> [Job] Copy each line of the entries beneath that contains the word "Germany".

> [Exercise data]
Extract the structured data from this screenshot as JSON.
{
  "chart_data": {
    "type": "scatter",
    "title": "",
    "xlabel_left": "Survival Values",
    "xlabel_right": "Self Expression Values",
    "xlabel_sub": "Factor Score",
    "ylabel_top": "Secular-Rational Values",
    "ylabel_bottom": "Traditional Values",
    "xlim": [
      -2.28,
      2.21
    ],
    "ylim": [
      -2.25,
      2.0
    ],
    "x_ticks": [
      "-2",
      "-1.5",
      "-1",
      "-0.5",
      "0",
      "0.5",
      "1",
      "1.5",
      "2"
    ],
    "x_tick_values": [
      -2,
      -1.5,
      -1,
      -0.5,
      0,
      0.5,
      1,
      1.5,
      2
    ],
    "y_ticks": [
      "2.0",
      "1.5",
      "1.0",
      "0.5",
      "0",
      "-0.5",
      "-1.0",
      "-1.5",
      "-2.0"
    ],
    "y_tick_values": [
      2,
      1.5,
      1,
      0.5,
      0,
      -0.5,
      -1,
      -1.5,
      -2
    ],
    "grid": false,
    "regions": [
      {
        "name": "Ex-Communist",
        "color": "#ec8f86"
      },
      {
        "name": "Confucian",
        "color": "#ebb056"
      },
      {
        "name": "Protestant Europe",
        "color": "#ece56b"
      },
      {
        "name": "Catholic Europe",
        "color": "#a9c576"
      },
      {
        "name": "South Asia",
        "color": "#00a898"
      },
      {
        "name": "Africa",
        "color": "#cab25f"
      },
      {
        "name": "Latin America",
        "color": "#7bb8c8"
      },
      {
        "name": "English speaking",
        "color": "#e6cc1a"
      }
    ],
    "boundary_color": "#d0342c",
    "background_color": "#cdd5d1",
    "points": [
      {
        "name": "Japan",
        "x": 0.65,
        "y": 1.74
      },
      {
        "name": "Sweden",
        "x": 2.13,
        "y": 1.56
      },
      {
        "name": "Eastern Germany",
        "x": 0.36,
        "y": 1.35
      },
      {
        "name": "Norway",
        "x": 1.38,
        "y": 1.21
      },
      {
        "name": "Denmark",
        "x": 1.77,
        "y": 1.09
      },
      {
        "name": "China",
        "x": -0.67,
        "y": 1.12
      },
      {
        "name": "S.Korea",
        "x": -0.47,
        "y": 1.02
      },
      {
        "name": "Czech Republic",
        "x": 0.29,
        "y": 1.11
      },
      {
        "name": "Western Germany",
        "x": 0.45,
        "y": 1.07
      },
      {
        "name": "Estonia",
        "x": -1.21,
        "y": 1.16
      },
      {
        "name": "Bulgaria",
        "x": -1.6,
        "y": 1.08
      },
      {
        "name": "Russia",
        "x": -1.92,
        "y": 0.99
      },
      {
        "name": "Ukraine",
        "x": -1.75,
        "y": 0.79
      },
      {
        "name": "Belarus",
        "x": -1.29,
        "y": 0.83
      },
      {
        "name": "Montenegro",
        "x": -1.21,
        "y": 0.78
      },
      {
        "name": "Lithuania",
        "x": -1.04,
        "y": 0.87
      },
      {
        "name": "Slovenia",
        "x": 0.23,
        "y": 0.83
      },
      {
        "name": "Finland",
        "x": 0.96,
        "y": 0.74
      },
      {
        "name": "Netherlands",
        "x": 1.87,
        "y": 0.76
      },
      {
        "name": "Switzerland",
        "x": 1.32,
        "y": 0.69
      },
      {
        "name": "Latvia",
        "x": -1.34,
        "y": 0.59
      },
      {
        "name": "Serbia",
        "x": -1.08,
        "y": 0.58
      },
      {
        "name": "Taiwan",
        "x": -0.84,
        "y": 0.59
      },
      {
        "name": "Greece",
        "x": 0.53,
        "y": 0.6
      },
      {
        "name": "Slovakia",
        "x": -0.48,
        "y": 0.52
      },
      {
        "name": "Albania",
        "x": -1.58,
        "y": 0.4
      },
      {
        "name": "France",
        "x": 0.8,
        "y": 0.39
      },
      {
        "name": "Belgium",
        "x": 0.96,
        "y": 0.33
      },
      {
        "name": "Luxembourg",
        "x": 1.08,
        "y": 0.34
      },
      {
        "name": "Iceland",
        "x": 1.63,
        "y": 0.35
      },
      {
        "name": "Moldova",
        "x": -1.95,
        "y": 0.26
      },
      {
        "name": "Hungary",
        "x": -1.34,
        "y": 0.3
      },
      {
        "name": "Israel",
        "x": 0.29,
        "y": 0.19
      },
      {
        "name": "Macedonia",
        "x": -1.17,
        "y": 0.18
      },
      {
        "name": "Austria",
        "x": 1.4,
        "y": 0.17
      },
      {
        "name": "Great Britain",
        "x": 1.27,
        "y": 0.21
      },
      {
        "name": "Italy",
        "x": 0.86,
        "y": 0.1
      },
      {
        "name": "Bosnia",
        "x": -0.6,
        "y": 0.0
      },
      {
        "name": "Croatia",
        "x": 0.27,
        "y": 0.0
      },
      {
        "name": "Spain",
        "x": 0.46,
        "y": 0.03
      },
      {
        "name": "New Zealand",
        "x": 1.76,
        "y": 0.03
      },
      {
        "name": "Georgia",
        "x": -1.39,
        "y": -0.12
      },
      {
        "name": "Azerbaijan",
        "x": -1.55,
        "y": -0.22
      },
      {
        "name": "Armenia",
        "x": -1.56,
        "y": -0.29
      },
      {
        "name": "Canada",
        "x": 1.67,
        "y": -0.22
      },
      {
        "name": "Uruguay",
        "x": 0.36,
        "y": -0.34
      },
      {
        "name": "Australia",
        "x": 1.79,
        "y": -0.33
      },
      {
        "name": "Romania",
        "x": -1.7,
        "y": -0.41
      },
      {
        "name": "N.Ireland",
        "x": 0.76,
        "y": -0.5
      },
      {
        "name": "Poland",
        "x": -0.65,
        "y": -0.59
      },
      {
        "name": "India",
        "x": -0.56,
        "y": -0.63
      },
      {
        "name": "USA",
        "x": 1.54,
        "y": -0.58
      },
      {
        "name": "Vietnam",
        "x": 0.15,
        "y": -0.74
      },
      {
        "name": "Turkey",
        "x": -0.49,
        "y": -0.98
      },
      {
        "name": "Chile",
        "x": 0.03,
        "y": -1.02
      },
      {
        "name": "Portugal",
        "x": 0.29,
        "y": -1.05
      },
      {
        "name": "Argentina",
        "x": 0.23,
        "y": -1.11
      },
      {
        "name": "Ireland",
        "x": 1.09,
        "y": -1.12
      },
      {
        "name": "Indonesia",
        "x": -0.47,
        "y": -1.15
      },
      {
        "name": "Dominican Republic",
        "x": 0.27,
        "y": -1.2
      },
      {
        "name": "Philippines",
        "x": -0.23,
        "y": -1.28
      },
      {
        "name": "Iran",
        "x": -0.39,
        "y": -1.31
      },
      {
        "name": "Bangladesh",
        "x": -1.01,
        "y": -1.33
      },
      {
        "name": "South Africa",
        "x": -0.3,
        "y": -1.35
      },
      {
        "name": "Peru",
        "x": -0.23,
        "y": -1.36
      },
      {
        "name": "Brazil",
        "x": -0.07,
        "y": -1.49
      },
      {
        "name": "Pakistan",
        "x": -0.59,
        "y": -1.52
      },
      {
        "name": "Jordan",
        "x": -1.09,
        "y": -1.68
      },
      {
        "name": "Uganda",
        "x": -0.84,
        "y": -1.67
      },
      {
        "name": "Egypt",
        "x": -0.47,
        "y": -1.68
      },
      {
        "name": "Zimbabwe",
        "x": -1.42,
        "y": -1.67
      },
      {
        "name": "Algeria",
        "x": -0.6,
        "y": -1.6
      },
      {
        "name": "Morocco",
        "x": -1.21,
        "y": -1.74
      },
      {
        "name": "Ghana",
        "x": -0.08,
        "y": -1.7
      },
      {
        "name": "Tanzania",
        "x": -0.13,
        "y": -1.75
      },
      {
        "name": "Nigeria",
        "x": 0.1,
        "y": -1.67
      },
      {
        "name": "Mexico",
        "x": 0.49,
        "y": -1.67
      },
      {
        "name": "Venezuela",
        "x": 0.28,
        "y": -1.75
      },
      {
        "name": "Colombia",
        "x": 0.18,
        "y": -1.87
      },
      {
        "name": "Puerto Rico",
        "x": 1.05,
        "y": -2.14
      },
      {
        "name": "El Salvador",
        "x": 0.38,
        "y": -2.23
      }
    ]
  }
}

> [Complete answer]
        "name": "Eastern Germany",
        "name": "Western Germany",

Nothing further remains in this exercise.